**The exercise**
Set down precisely the lines from the line with "Decode this image" through the end of the material, inclusive, and no pictures.

**Working data**
------

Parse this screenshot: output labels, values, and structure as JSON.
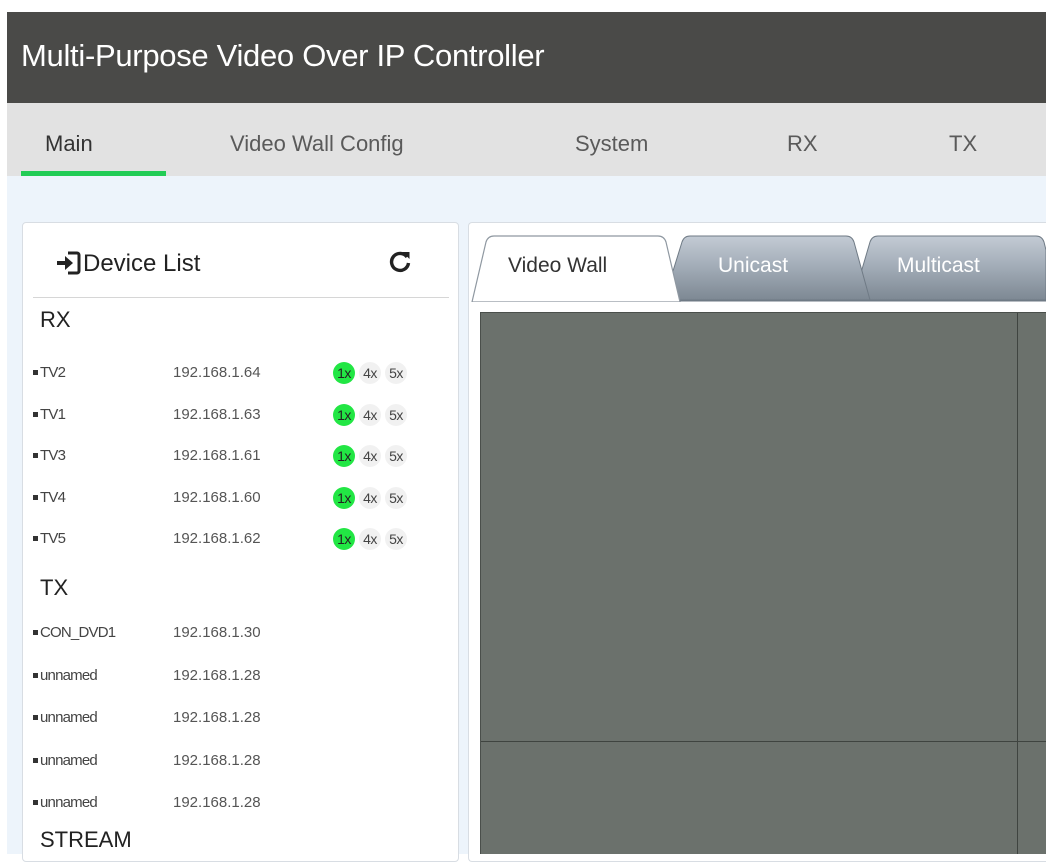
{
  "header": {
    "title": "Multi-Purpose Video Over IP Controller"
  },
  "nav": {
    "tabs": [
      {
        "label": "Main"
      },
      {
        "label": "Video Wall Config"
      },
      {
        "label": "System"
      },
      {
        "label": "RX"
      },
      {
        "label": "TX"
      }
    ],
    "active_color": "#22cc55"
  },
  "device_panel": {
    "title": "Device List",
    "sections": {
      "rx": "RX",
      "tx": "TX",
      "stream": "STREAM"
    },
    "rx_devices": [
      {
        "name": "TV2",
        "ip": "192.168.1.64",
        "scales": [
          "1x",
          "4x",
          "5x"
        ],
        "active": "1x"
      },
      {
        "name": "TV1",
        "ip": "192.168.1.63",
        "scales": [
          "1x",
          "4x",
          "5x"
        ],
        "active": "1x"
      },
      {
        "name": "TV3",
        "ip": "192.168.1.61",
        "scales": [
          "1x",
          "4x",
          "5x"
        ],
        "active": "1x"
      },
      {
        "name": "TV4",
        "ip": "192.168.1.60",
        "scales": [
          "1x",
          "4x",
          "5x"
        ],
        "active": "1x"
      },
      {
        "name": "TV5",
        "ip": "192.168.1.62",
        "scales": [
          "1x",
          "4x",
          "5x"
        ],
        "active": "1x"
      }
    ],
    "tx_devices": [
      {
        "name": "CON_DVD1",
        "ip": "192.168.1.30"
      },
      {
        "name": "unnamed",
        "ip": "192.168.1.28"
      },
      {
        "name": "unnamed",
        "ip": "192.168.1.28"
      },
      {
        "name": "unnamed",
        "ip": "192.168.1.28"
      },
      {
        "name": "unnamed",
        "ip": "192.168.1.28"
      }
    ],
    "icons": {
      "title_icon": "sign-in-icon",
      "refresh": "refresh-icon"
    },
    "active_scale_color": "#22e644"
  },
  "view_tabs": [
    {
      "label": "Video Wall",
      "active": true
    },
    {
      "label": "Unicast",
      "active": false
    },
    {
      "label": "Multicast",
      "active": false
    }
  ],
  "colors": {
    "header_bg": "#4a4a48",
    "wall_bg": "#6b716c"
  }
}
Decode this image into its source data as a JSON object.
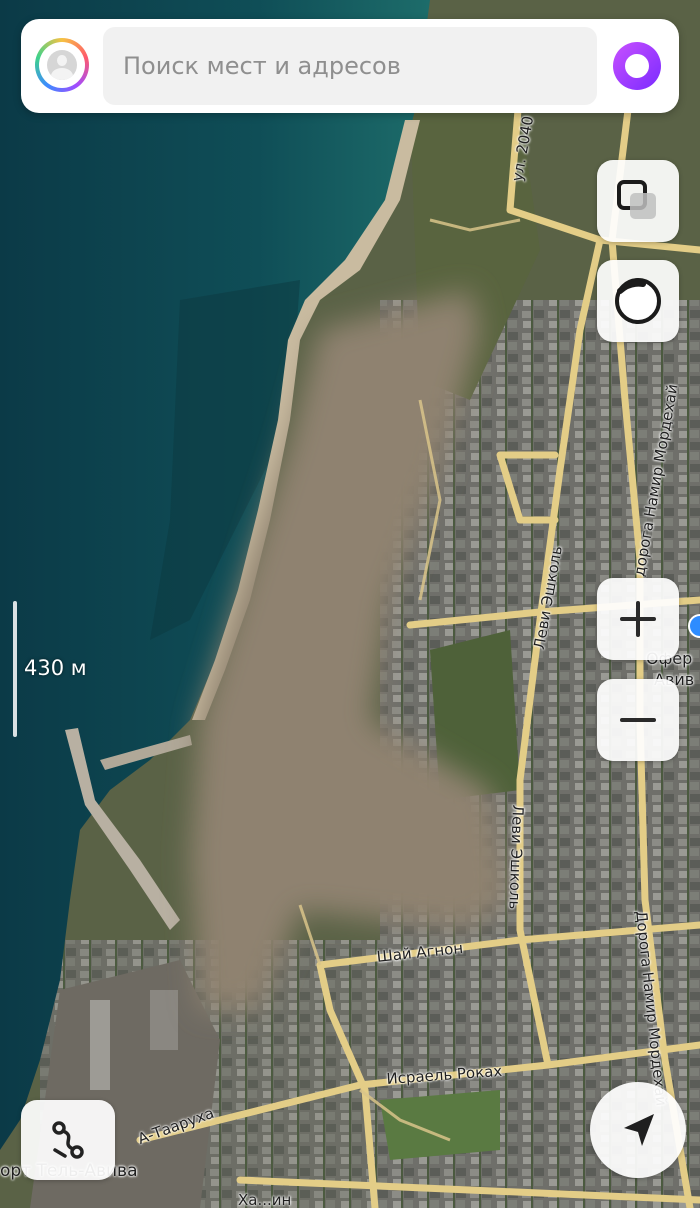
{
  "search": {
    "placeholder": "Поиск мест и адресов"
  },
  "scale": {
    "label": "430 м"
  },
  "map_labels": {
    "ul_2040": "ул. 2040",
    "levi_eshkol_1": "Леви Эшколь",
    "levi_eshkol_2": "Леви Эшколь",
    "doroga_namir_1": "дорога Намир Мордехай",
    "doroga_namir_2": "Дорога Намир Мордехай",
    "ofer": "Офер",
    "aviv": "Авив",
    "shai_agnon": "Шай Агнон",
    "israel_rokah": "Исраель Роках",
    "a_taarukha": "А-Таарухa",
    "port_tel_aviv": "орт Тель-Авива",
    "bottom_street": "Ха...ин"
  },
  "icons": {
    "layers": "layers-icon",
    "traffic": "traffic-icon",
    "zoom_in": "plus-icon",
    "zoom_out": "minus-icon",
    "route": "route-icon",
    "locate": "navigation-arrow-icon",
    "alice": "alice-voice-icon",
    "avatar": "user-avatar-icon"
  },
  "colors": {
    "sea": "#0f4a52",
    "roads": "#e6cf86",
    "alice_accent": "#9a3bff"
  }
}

------

**Written answer**
Decode this image into its source data as a JSON object.
{
  "search": {
    "placeholder": "Поиск мест и адресов"
  },
  "scale": {
    "label": "430 м"
  },
  "map_labels": {
    "ul_2040": "ул. 2040",
    "levi_eshkol_1": "Леви Эшколь",
    "levi_eshkol_2": "Леви Эшколь",
    "doroga_namir_1": "дорога Намир Мордехай",
    "doroga_namir_2": "Дорога Намир Мордехай",
    "ofer": "Офер",
    "aviv": "Авив",
    "shai_agnon": "Шай Агнон",
    "israel_rokah": "Исраель Роках",
    "a_taarukha": "А-Таарухa",
    "port_tel_aviv": "орт Тель-Авива",
    "bottom_street": "Ха...ин"
  },
  "icons": {
    "layers": "layers-icon",
    "traffic": "traffic-icon",
    "zoom_in": "plus-icon",
    "zoom_out": "minus-icon",
    "route": "route-icon",
    "locate": "navigation-arrow-icon",
    "alice": "alice-voice-icon",
    "avatar": "user-avatar-icon"
  },
  "colors": {
    "sea": "#0f4a52",
    "roads": "#e6cf86",
    "alice_accent": "#9a3bff"
  }
}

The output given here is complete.